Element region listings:
^^^^

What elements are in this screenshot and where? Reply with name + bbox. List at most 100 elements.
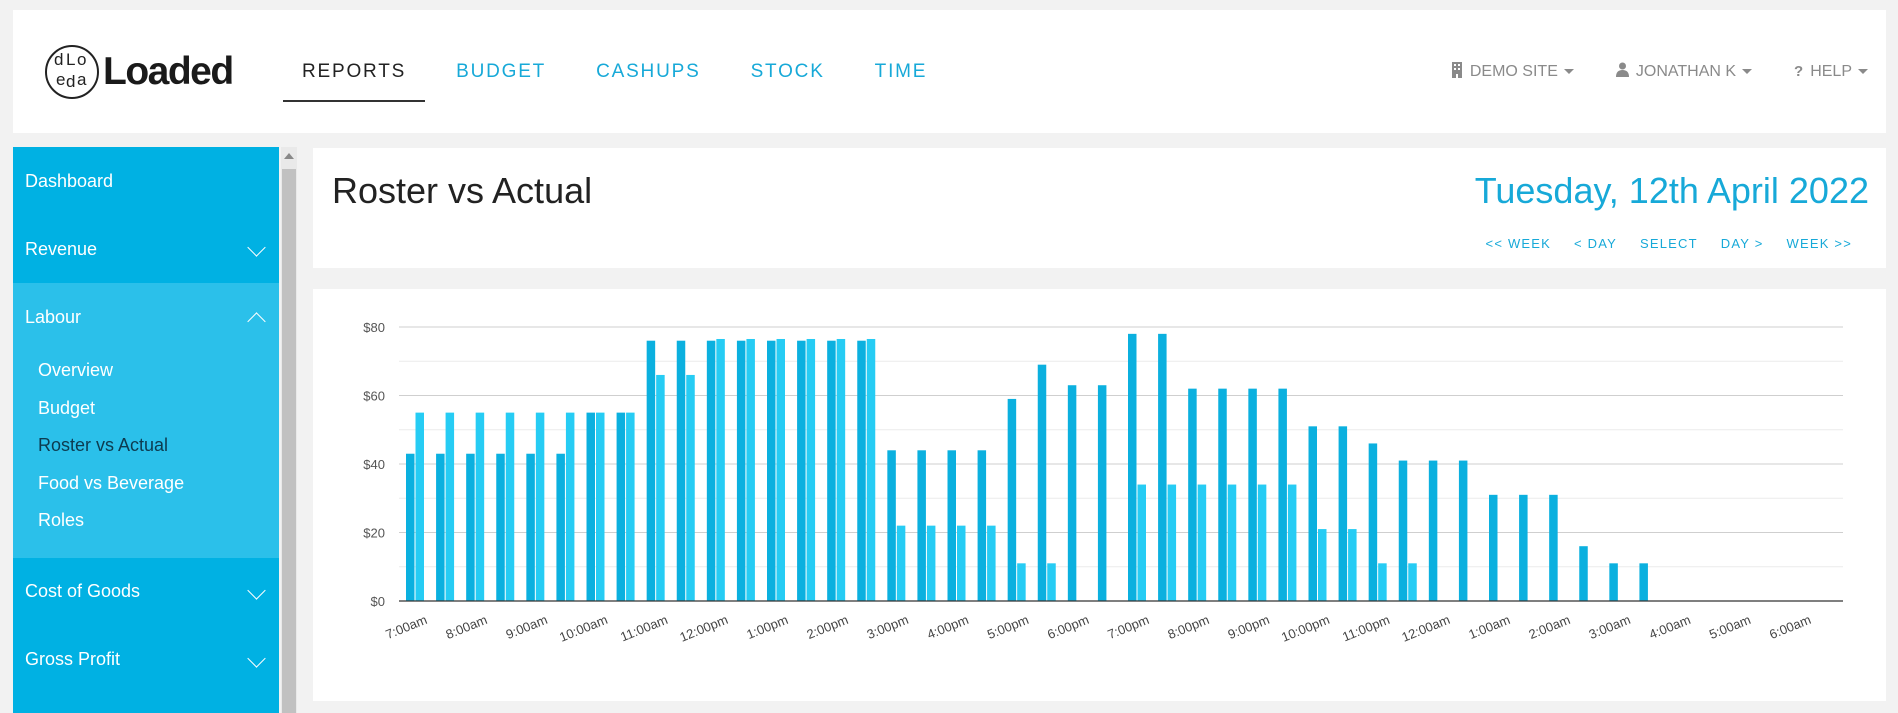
prev-day-link[interactable]: < DAY xyxy=(1574,236,1617,251)
sidebar-scrollbar[interactable] xyxy=(281,147,297,713)
actual-bar[interactable] xyxy=(716,338,725,601)
roster-bar[interactable] xyxy=(1097,385,1107,601)
roster-bar[interactable] xyxy=(917,450,926,601)
nav-budget[interactable]: BUDGET xyxy=(437,10,565,133)
loaded-logo[interactable]: d L o e d a Loaded xyxy=(45,42,234,102)
roster-bar[interactable] xyxy=(977,450,987,601)
roster-bar[interactable] xyxy=(947,450,957,601)
roster-bar[interactable] xyxy=(1218,388,1227,601)
roster-bar[interactable] xyxy=(706,340,716,601)
actual-bar[interactable] xyxy=(776,338,786,601)
sidebar-subitem-overview[interactable]: Overview xyxy=(13,352,279,390)
actual-bar[interactable] xyxy=(565,412,575,601)
roster-bar[interactable] xyxy=(586,412,596,601)
roster-bar[interactable] xyxy=(436,453,445,601)
help-dropdown[interactable]: ? HELP xyxy=(1794,63,1868,81)
actual-bar[interactable] xyxy=(596,412,605,601)
roster-bar[interactable] xyxy=(1188,388,1197,601)
actual-bar[interactable] xyxy=(535,412,545,601)
roster-bar[interactable] xyxy=(406,453,415,601)
next-week-link[interactable]: WEEK >> xyxy=(1787,236,1852,251)
actual-bar[interactable] xyxy=(806,338,816,601)
actual-bar[interactable] xyxy=(836,338,846,601)
select-date-link[interactable]: SELECT xyxy=(1640,236,1698,251)
roster-bar[interactable] xyxy=(827,340,836,601)
roster-bar[interactable] xyxy=(1579,546,1588,601)
roster-bar[interactable] xyxy=(1158,333,1167,601)
actual-bar[interactable] xyxy=(1017,563,1026,601)
roster-bar[interactable] xyxy=(1428,460,1438,601)
roster-bar[interactable] xyxy=(1519,494,1528,601)
user-dropdown[interactable]: JONATHAN K xyxy=(1615,62,1753,81)
actual-bar[interactable] xyxy=(1318,529,1327,601)
roster-bar[interactable] xyxy=(1308,426,1318,601)
roster-bar[interactable] xyxy=(887,450,896,601)
site-dropdown[interactable]: DEMO SITE xyxy=(1451,61,1574,82)
roster-bar[interactable] xyxy=(1398,460,1408,601)
actual-bar[interactable] xyxy=(505,412,515,601)
nav-cashups[interactable]: CASHUPS xyxy=(577,10,719,133)
roster-bar[interactable] xyxy=(1338,426,1348,601)
sidebar-item-dashboard[interactable]: Dashboard xyxy=(13,147,279,215)
next-day-link[interactable]: DAY > xyxy=(1721,236,1764,251)
actual-bar[interactable] xyxy=(415,412,425,601)
sidebar-item-revenue[interactable]: Revenue xyxy=(13,215,279,283)
roster-bar[interactable] xyxy=(857,340,866,601)
actual-bar[interactable] xyxy=(896,525,906,601)
actual-bar[interactable] xyxy=(1047,563,1056,601)
roster-bar[interactable] xyxy=(676,340,686,601)
sidebar-item-cost-of-goods[interactable]: Cost of Goods xyxy=(13,558,279,626)
sidebar-subitem-food-vs-beverage[interactable]: Food vs Beverage xyxy=(13,465,279,503)
actual-bar[interactable] xyxy=(1167,484,1177,601)
actual-bar[interactable] xyxy=(1197,484,1207,601)
roster-bar[interactable] xyxy=(1549,494,1558,601)
nav-reports[interactable]: REPORTS xyxy=(283,10,426,133)
roster-bar[interactable] xyxy=(526,453,535,601)
actual-bar[interactable] xyxy=(1137,484,1147,601)
actual-bar[interactable] xyxy=(957,525,966,601)
actual-bar[interactable] xyxy=(866,338,876,601)
roster-bar[interactable] xyxy=(556,453,565,601)
roster-bar[interactable] xyxy=(1037,364,1047,601)
actual-bar[interactable] xyxy=(746,338,755,601)
roster-bar[interactable] xyxy=(1639,563,1648,601)
actual-bar[interactable] xyxy=(1348,529,1357,601)
roster-bar[interactable] xyxy=(797,340,806,601)
sidebar-item-labour[interactable]: Labour xyxy=(13,283,279,352)
roster-bar[interactable] xyxy=(616,412,626,601)
actual-bar[interactable] xyxy=(445,412,455,601)
scroll-up-arrow-icon[interactable] xyxy=(284,153,294,159)
actual-bar[interactable] xyxy=(686,374,695,601)
actual-bar[interactable] xyxy=(987,525,996,601)
scrollbar-thumb[interactable] xyxy=(282,169,296,713)
roster-bar[interactable] xyxy=(767,340,776,601)
roster-bar[interactable] xyxy=(1489,494,1498,601)
roster-bar[interactable] xyxy=(646,340,656,601)
actual-bar[interactable] xyxy=(1378,563,1387,601)
sidebar-subitem-roles[interactable]: Roles xyxy=(13,502,279,540)
roster-bar[interactable] xyxy=(1248,388,1257,601)
roster-bar[interactable] xyxy=(736,340,746,601)
nav-stock[interactable]: STOCK xyxy=(732,10,844,133)
actual-bar[interactable] xyxy=(475,412,485,601)
sidebar-subitem-budget[interactable]: Budget xyxy=(13,390,279,428)
roster-bar[interactable] xyxy=(1128,333,1137,601)
roster-bar[interactable] xyxy=(1007,398,1017,601)
roster-bar[interactable] xyxy=(496,453,505,601)
sidebar-subitem-roster-vs-actual[interactable]: Roster vs Actual xyxy=(13,427,279,465)
roster-bar[interactable] xyxy=(1609,563,1618,601)
actual-bar[interactable] xyxy=(1408,563,1417,601)
actual-bar[interactable] xyxy=(656,374,665,601)
actual-bar[interactable] xyxy=(1227,484,1237,601)
roster-bar[interactable] xyxy=(466,453,475,601)
roster-bar[interactable] xyxy=(1368,443,1378,601)
roster-bar[interactable] xyxy=(1458,460,1468,601)
actual-bar[interactable] xyxy=(626,412,635,601)
roster-bar[interactable] xyxy=(1067,385,1077,601)
actual-bar[interactable] xyxy=(1257,484,1267,601)
actual-bar[interactable] xyxy=(926,525,936,601)
actual-bar[interactable] xyxy=(1287,484,1297,601)
nav-time[interactable]: TIME xyxy=(856,10,947,133)
sidebar-item-gross-profit[interactable]: Gross Profit xyxy=(13,626,279,694)
roster-bar[interactable] xyxy=(1278,388,1287,601)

^^^^

## The problem:
Write out all of the items above word for word, leaving the pictures out.

## Complete output:
What elements are in this screenshot and where? Reply with name + bbox. List at most 100 elements.
prev-day-link[interactable]: < DAY xyxy=(1574,236,1617,251)
sidebar-scrollbar[interactable] xyxy=(281,147,297,713)
actual-bar[interactable] xyxy=(716,338,725,601)
roster-bar[interactable] xyxy=(1097,385,1107,601)
roster-bar[interactable] xyxy=(917,450,926,601)
nav-budget[interactable]: BUDGET xyxy=(437,10,565,133)
loaded-logo[interactable]: d L o e d a Loaded xyxy=(45,42,234,102)
roster-bar[interactable] xyxy=(977,450,987,601)
roster-bar[interactable] xyxy=(947,450,957,601)
roster-bar[interactable] xyxy=(1218,388,1227,601)
roster-bar[interactable] xyxy=(706,340,716,601)
actual-bar[interactable] xyxy=(776,338,786,601)
sidebar-subitem-overview[interactable]: Overview xyxy=(13,352,279,390)
actual-bar[interactable] xyxy=(565,412,575,601)
roster-bar[interactable] xyxy=(586,412,596,601)
roster-bar[interactable] xyxy=(436,453,445,601)
help-dropdown[interactable]: ? HELP xyxy=(1794,63,1868,81)
actual-bar[interactable] xyxy=(596,412,605,601)
roster-bar[interactable] xyxy=(1188,388,1197,601)
actual-bar[interactable] xyxy=(535,412,545,601)
roster-bar[interactable] xyxy=(406,453,415,601)
next-week-link[interactable]: WEEK >> xyxy=(1787,236,1852,251)
actual-bar[interactable] xyxy=(806,338,816,601)
actual-bar[interactable] xyxy=(836,338,846,601)
select-date-link[interactable]: SELECT xyxy=(1640,236,1698,251)
roster-bar[interactable] xyxy=(827,340,836,601)
roster-bar[interactable] xyxy=(1579,546,1588,601)
roster-bar[interactable] xyxy=(1158,333,1167,601)
actual-bar[interactable] xyxy=(1017,563,1026,601)
roster-bar[interactable] xyxy=(1428,460,1438,601)
roster-bar[interactable] xyxy=(1519,494,1528,601)
user-dropdown[interactable]: JONATHAN K xyxy=(1615,62,1753,81)
actual-bar[interactable] xyxy=(1318,529,1327,601)
roster-bar[interactable] xyxy=(1308,426,1318,601)
roster-bar[interactable] xyxy=(887,450,896,601)
site-dropdown[interactable]: DEMO SITE xyxy=(1451,61,1574,82)
roster-bar[interactable] xyxy=(1398,460,1408,601)
actual-bar[interactable] xyxy=(505,412,515,601)
nav-cashups[interactable]: CASHUPS xyxy=(577,10,719,133)
roster-bar[interactable] xyxy=(1338,426,1348,601)
sidebar-item-dashboard[interactable]: Dashboard xyxy=(13,147,279,215)
next-day-link[interactable]: DAY > xyxy=(1721,236,1764,251)
actual-bar[interactable] xyxy=(415,412,425,601)
sidebar-item-revenue[interactable]: Revenue xyxy=(13,215,279,283)
roster-bar[interactable] xyxy=(857,340,866,601)
actual-bar[interactable] xyxy=(896,525,906,601)
actual-bar[interactable] xyxy=(1047,563,1056,601)
roster-bar[interactable] xyxy=(676,340,686,601)
sidebar-item-cost-of-goods[interactable]: Cost of Goods xyxy=(13,558,279,626)
sidebar-subitem-food-vs-beverage[interactable]: Food vs Beverage xyxy=(13,465,279,503)
actual-bar[interactable] xyxy=(1167,484,1177,601)
actual-bar[interactable] xyxy=(1197,484,1207,601)
roster-bar[interactable] xyxy=(1549,494,1558,601)
nav-reports[interactable]: REPORTS xyxy=(283,10,426,133)
roster-bar[interactable] xyxy=(526,453,535,601)
actual-bar[interactable] xyxy=(1137,484,1147,601)
actual-bar[interactable] xyxy=(957,525,966,601)
actual-bar[interactable] xyxy=(866,338,876,601)
roster-bar[interactable] xyxy=(556,453,565,601)
roster-bar[interactable] xyxy=(1037,364,1047,601)
actual-bar[interactable] xyxy=(746,338,755,601)
roster-bar[interactable] xyxy=(1639,563,1648,601)
actual-bar[interactable] xyxy=(1348,529,1357,601)
roster-bar[interactable] xyxy=(797,340,806,601)
sidebar-item-labour[interactable]: Labour xyxy=(13,283,279,352)
roster-bar[interactable] xyxy=(616,412,626,601)
actual-bar[interactable] xyxy=(445,412,455,601)
scroll-up-arrow-icon[interactable] xyxy=(284,153,294,159)
actual-bar[interactable] xyxy=(686,374,695,601)
actual-bar[interactable] xyxy=(987,525,996,601)
scrollbar-thumb[interactable] xyxy=(282,169,296,713)
roster-bar[interactable] xyxy=(767,340,776,601)
roster-bar[interactable] xyxy=(1489,494,1498,601)
roster-bar[interactable] xyxy=(646,340,656,601)
actual-bar[interactable] xyxy=(1378,563,1387,601)
sidebar-subitem-roles[interactable]: Roles xyxy=(13,502,279,540)
roster-bar[interactable] xyxy=(1248,388,1257,601)
roster-bar[interactable] xyxy=(736,340,746,601)
nav-stock[interactable]: STOCK xyxy=(732,10,844,133)
actual-bar[interactable] xyxy=(475,412,485,601)
sidebar-subitem-budget[interactable]: Budget xyxy=(13,390,279,428)
roster-bar[interactable] xyxy=(1128,333,1137,601)
roster-bar[interactable] xyxy=(1007,398,1017,601)
roster-bar[interactable] xyxy=(496,453,505,601)
sidebar-subitem-roster-vs-actual[interactable]: Roster vs Actual xyxy=(13,427,279,465)
roster-bar[interactable] xyxy=(1609,563,1618,601)
actual-bar[interactable] xyxy=(1408,563,1417,601)
actual-bar[interactable] xyxy=(656,374,665,601)
actual-bar[interactable] xyxy=(1227,484,1237,601)
roster-bar[interactable] xyxy=(466,453,475,601)
roster-bar[interactable] xyxy=(1368,443,1378,601)
roster-bar[interactable] xyxy=(1458,460,1468,601)
actual-bar[interactable] xyxy=(626,412,635,601)
roster-bar[interactable] xyxy=(1067,385,1077,601)
actual-bar[interactable] xyxy=(1257,484,1267,601)
actual-bar[interactable] xyxy=(926,525,936,601)
actual-bar[interactable] xyxy=(1287,484,1297,601)
nav-time[interactable]: TIME xyxy=(856,10,947,133)
sidebar-item-gross-profit[interactable]: Gross Profit xyxy=(13,626,279,694)
roster-bar[interactable] xyxy=(1278,388,1287,601)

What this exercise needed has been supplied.